Copy every line of the records below where the word "porridge" occurs.

[Dataset records]
- - -
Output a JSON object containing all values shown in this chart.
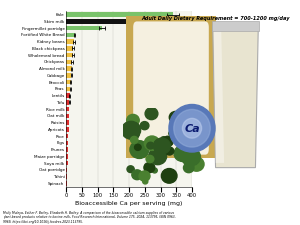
{
  "xlabel": "Bioaccessible Ca per serving (mg)",
  "xlim": [
    0,
    400
  ],
  "xticks": [
    0,
    50,
    100,
    150,
    200,
    250,
    300,
    350,
    400
  ],
  "categories": [
    "Kale",
    "Skim milk",
    "Fingermillet porridge",
    "Fortified White Bread",
    "Kidney beans",
    "Black chickpeas",
    "Wholemeal bread",
    "Chickpeas",
    "Almond milk",
    "Cabbage",
    "Broccoli",
    "Peas",
    "Lentils",
    "Tofu",
    "Rice milk",
    "Oat milk",
    "Raisins",
    "Apricots",
    "Rice",
    "Figs",
    "Prunes",
    "Maize porridge",
    "Soya milk",
    "Oat porridge",
    "Tahini",
    "Spinach"
  ],
  "values": [
    340,
    305,
    115,
    28,
    25,
    22,
    21,
    19,
    18,
    16,
    15,
    14,
    12,
    11,
    10,
    10,
    9,
    8,
    7,
    7,
    6,
    5,
    5,
    4,
    4,
    3
  ],
  "errors": [
    18,
    12,
    10,
    2,
    2,
    2,
    3,
    2,
    1.5,
    1.5,
    1.5,
    1,
    1,
    1,
    0,
    0,
    0,
    0,
    0,
    0,
    0,
    0,
    0,
    0,
    0,
    0
  ],
  "colors": [
    "#7ac36a",
    "#111111",
    "#7ac36a",
    "#7ac36a",
    "#f0c040",
    "#f0c040",
    "#f0c040",
    "#f0c040",
    "#f0c040",
    "#f0c040",
    "#f0c040",
    "#f0c040",
    "#e03030",
    "#e03030",
    "#e03030",
    "#e03030",
    "#e03030",
    "#e03030",
    "#e03030",
    "#e03030",
    "#e03030",
    "#e03030",
    "#e03030",
    "#e03030",
    "#e03030",
    "#e03030"
  ],
  "annotation_text": "Adult Daily Dietary Requirement = 700-1200 mg/day",
  "footnote": "Molly Muleya, Esther F. Bailey, Elizabeth H. Bailey: A comparison of the bioaccessible calcium supplies of various\nplant-based products relative to bovine milk, Food Research International, Volume 175, 2024, 113795, ISSN 0963-\n9969, https://doi.org/10.1016/j.foodres.2023.113795.",
  "chart_bg": "#f5f5ee",
  "fig_bg": "#ffffff",
  "bread_color": "#e8d8a0",
  "bread_crust_color": "#c8a850",
  "milk_glass_color": "#f0f0f0",
  "milk_color": "#e8e4d0",
  "ca_bubble_color": "#7090c8",
  "ca_text_color": "#0a1a70",
  "kale_color": "#2d5520"
}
- - -
**IN RESPONSE**.
    "Fingermillet porridge",
    "Maize porridge",
    "Oat porridge",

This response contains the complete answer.